Short exercise → Reproduce each line bearing the word "content".

[Items start]

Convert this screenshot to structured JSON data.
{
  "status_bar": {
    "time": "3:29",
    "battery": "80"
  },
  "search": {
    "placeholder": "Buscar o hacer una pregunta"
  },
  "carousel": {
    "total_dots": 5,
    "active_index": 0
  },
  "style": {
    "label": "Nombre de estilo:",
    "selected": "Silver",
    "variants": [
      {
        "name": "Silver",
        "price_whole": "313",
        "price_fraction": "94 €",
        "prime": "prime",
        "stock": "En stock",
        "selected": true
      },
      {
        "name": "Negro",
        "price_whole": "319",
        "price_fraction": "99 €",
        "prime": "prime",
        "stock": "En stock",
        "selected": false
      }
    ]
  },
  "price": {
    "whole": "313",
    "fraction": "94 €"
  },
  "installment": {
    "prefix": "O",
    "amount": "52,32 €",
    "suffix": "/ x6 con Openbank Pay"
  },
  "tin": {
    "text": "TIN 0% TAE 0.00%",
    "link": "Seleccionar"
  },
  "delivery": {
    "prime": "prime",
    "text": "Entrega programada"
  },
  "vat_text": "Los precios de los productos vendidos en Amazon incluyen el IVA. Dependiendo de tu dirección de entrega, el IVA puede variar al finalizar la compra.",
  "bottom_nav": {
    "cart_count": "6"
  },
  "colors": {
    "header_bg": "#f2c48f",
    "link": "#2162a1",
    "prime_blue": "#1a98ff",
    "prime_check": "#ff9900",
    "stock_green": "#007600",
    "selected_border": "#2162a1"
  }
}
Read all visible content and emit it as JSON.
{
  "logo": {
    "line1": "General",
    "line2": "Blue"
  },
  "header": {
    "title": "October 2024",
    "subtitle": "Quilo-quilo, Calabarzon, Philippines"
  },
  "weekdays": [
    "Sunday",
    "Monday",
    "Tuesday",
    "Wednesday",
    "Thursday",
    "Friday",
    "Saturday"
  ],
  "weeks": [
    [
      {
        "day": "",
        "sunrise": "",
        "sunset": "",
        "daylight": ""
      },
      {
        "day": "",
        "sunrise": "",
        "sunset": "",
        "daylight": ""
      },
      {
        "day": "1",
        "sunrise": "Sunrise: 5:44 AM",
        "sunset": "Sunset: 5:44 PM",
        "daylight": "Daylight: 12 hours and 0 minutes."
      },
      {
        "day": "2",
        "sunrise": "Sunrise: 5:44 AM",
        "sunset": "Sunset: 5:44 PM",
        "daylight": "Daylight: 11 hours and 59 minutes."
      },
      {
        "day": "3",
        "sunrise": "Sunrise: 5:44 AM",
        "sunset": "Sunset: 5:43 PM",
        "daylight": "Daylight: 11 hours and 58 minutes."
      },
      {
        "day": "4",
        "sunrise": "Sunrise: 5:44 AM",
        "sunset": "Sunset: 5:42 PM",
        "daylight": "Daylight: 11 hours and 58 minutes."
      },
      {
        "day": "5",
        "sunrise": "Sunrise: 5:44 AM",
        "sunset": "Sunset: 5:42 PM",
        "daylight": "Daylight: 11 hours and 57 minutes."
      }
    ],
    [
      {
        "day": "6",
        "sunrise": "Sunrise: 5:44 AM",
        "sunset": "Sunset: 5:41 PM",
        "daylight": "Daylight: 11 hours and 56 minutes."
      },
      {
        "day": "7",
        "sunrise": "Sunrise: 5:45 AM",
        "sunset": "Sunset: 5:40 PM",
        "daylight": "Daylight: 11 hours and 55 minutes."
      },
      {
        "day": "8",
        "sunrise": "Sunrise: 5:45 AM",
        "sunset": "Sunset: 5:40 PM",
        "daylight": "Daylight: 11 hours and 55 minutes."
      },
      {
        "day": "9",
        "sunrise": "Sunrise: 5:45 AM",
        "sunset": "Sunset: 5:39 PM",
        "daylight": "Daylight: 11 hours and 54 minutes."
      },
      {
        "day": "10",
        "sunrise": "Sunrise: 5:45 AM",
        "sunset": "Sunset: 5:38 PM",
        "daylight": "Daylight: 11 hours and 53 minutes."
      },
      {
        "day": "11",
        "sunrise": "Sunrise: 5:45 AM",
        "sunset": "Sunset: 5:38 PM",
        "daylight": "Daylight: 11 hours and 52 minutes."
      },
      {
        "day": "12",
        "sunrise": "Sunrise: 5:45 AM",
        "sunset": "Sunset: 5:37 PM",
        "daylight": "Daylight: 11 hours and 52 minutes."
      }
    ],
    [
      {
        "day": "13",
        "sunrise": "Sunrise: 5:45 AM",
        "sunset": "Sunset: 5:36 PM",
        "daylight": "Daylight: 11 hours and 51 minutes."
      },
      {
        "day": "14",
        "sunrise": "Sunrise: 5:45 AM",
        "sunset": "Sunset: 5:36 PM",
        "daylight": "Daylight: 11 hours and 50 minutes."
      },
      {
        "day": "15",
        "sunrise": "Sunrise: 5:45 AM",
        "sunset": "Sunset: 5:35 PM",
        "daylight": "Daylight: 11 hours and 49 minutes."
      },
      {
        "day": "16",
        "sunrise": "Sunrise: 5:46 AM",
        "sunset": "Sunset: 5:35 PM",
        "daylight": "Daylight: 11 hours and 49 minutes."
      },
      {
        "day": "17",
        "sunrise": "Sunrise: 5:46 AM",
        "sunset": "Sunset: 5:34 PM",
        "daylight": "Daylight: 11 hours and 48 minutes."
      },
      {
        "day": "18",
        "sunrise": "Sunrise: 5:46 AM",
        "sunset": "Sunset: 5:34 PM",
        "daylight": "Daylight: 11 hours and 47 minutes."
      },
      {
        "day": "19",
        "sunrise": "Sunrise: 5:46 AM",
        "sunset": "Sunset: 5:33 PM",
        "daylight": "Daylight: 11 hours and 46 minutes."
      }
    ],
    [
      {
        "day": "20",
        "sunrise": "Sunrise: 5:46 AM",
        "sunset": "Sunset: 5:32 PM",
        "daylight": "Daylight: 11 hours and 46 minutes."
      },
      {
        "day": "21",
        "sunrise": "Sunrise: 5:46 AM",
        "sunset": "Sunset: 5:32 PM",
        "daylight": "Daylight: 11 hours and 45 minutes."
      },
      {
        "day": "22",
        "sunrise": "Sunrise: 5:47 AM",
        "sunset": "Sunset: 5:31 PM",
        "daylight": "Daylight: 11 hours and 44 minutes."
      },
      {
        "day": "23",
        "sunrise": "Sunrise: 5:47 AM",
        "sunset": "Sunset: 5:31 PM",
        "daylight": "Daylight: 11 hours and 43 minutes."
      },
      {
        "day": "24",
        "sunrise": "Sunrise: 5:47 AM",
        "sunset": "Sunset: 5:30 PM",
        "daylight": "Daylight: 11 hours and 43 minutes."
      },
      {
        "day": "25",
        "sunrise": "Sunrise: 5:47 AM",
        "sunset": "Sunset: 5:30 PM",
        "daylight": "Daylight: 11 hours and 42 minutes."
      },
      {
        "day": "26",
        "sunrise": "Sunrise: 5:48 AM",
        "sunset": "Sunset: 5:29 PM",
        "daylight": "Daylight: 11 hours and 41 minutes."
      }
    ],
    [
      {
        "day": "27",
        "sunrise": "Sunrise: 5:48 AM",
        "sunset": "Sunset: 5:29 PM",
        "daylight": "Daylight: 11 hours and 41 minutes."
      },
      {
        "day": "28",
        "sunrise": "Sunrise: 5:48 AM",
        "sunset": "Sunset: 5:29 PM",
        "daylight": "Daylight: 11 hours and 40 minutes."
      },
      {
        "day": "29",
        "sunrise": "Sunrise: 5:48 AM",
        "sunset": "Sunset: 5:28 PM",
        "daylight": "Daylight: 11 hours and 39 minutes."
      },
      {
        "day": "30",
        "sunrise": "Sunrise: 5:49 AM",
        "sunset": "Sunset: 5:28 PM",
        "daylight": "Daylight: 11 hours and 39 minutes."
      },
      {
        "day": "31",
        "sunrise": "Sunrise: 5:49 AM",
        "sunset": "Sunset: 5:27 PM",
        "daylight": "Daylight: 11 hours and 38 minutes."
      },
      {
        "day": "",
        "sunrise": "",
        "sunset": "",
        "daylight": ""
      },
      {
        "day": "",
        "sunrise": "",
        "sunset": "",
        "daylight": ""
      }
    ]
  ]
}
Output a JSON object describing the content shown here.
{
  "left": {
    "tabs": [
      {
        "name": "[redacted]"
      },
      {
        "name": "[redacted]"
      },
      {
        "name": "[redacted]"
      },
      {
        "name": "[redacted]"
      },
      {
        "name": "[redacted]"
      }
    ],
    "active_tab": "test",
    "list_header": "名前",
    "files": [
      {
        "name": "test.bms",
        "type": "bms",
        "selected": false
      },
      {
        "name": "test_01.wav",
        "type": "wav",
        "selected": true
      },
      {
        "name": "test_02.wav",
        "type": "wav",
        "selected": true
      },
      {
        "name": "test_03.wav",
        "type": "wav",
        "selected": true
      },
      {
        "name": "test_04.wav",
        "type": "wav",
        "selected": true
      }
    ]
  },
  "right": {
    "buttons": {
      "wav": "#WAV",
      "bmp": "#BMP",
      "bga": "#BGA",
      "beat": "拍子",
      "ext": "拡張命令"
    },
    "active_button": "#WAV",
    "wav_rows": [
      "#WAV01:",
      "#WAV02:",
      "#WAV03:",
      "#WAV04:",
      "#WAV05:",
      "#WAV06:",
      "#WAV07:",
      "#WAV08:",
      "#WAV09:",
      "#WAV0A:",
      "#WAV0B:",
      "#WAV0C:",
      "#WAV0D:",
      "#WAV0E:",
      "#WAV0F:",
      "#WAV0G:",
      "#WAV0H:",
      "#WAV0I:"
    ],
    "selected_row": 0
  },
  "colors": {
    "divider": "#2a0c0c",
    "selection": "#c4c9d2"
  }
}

[Items end]

Full response →
Read all visible content and emit it as JSON.
Output a JSON object describing the content shown here.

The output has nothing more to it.